Rows from a dataset:
^^^^^^^^^^^^^^^^
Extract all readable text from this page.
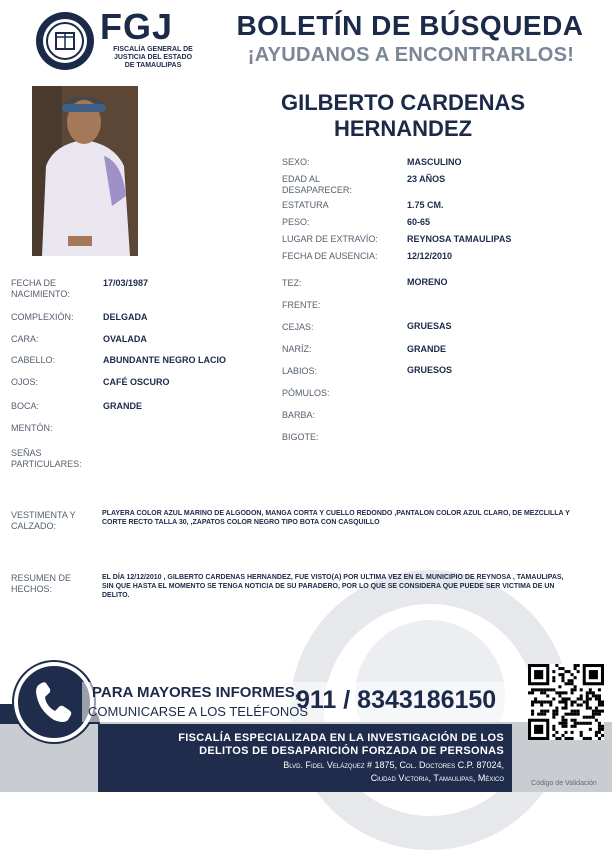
FGJ
FISCALÍA GENERAL DE
JUSTICIA DEL ESTADO
DE TAMAULIPAS
BOLETÍN DE BÚSQUEDA
¡AYUDANOS A ENCONTRARLOS!
GILBERTO CARDENAS
HERNANDEZ
SEXO:	MASCULINO
EDAD AL
DESAPARECER:
23 AÑOS
ESTATURA	1.75 CM.
PESO:	60-65
LUGAR DE EXTRAVÍO:	REYNOSA TAMAULIPAS
FECHA DE AUSENCIA:	12/12/2010
FECHA DE
NACIMIENTO:
17/03/1987
COMPLEXIÓN:	DELGADA
CARA:	OVALADA
CABELLO:	ABUNDANTE NEGRO LACIO
OJOS:	CAFÉ OSCURO
BOCA:	GRANDE
MENTÓN:
SEÑAS
PARTICULARES:
TEZ:	MORENO
FRENTE:
CEJAS:	GRUESAS
NARÍZ:	GRANDE
LABIOS:	GRUESOS
PÓMULOS:
BARBA:
BIGOTE:
VESTIMENTA Y
CALZADO:
PLAYERA COLOR AZUL MARINO DE ALGODON, MANGA CORTA Y CUELLO REDONDO ,PANTALON COLOR AZUL CLARO, DE MEZCLILLA Y CORTE RECTO TALLA 30, ,ZAPATOS COLOR NEGRO TIPO BOTA CON CASQUILLO
RESUMEN DE
HECHOS:
EL DÍA 12/12/2010 , GILBERTO CARDENAS HERNANDEZ, FUE VISTO(A) POR ULTIMA VEZ EN EL MUNICIPIO DE REYNOSA , TAMAULIPAS, SIN QUE HASTA EL MOMENTO SE TENGA NOTICIA DE SU PARADERO, POR LO QUE SE CONSIDERA QUE PUEDE SER VICTIMA DE UN DELITO.
PARA MAYORES INFORMES,
COMUNICARSE A LOS TELÉFONOS
911 / 8343186150
FISCALÍA ESPECIALIZADA EN LA INVESTIGACIÓN DE LOS
DELITOS DE DESAPARICIÓN FORZADA DE PERSONAS
Blvd. Fidel Velázquez # 1875, Col. Doctores C.P. 87024,
Ciudad Victoria, Tamaulipas, México
Código de Validación
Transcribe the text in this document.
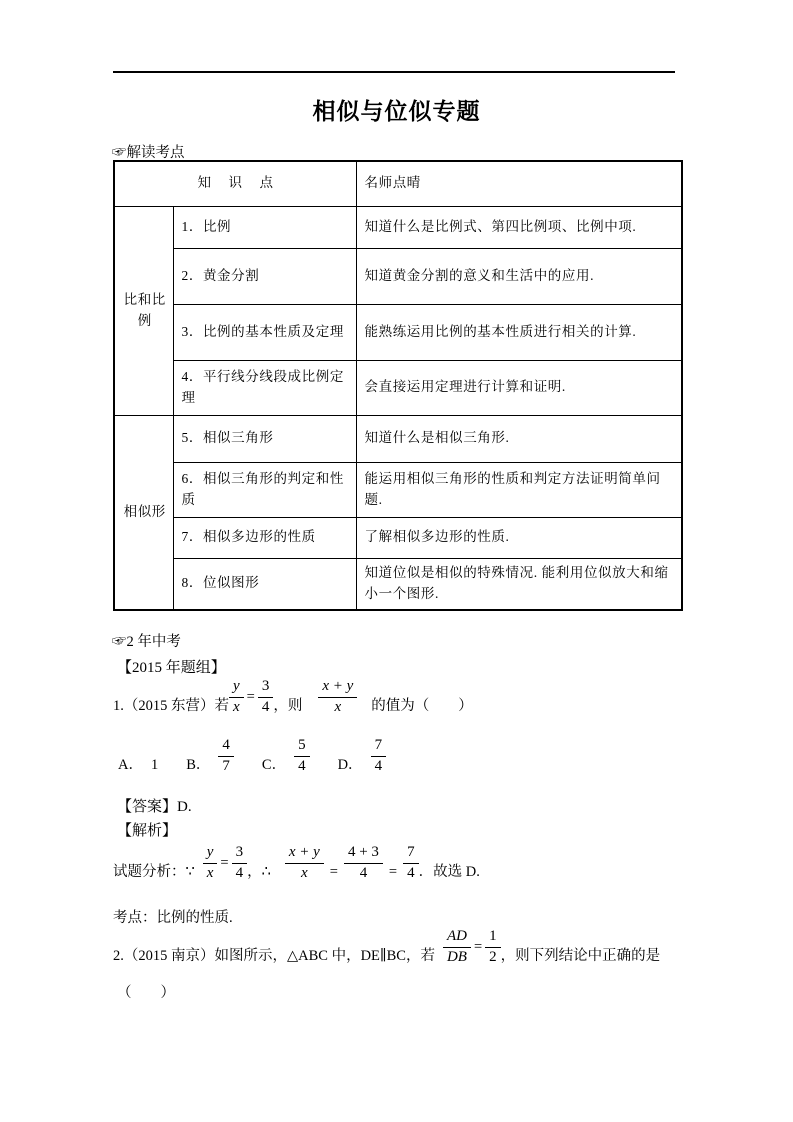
相似与位似专题
☞解读考点
知　识　点		名师点晴
比和比例	1．比例	知道什么是比例式、第四比例项、比例中项.
	2．黄金分割	知道黄金分割的意义和生活中的应用.
	3．比例的基本性质及定理	能熟练运用比例的基本性质进行相关的计算.
	4．平行线分线段成比例定理	会直接运用定理进行计算和证明.
相似形	5．相似三角形	知道什么是相似三角形.
	6．相似三角形的判定和性质	能运用相似三角形的性质和判定方法证明简单问题.
	7．相似多边形的性质	了解相似多边形的性质.
	8．位似图形	知道位似是相似的特殊情况. 能利用位似放大和缩小一个图形.
☞2 年中考
【2015 年题组】
1.（2015 东营）若 $\frac{y}{x} = \frac{3}{4}$ ，则 $\frac{x + y}{x}$ 的值为（　　）
A． 1 B． $\frac{4}{7}$ C． $\frac{5}{4}$ D． $\frac{7}{4}$
【答案】D.
【解析】
试题分析： ∵ $\frac{y}{x} = \frac{3}{4}$ ， ∴ $\frac{x + y}{x} = \frac{4 + 3}{4} = \frac{7}{4}$ ．故选 D.
考点：比例的性质.
2.（2015 南京）如图所示，△ABC 中，DE∥BC，若 $\frac{AD}{DB} = \frac{1}{2}$ ，则下列结论中正确的是
（　　）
^^^^^^^^^^^^^^^^
### PROMPT
From the line containing "Transcribe the text in this document." through the last line of the records, both included, output those lines exactly and nothing else; skip the pictures.

### ANSWER FOR THIS EXERCISE
Transcribe the text in this document.
相似与位似专题
☞解读考点
知　识　点		名师点晴
比和比例	1．比例	知道什么是比例式、第四比例项、比例中项.
	2．黄金分割	知道黄金分割的意义和生活中的应用.
	3．比例的基本性质及定理	能熟练运用比例的基本性质进行相关的计算.
	4．平行线分线段成比例定理	会直接运用定理进行计算和证明.
相似形	5．相似三角形	知道什么是相似三角形.
	6．相似三角形的判定和性质	能运用相似三角形的性质和判定方法证明简单问题.
	7．相似多边形的性质	了解相似多边形的性质.
	8．位似图形	知道位似是相似的特殊情况. 能利用位似放大和缩小一个图形.
☞2 年中考
【2015 年题组】
1.（2015 东营）若 $\frac{y}{x} = \frac{3}{4}$ ，则 $\frac{x + y}{x}$ 的值为（　　）
A． 1 B． $\frac{4}{7}$ C． $\frac{5}{4}$ D． $\frac{7}{4}$
【答案】D.
【解析】
试题分析： ∵ $\frac{y}{x} = \frac{3}{4}$ ， ∴ $\frac{x + y}{x} = \frac{4 + 3}{4} = \frac{7}{4}$ ．故选 D.
考点：比例的性质.
2.（2015 南京）如图所示，△ABC 中，DE∥BC，若 $\frac{AD}{DB} = \frac{1}{2}$ ，则下列结论中正确的是
（　　）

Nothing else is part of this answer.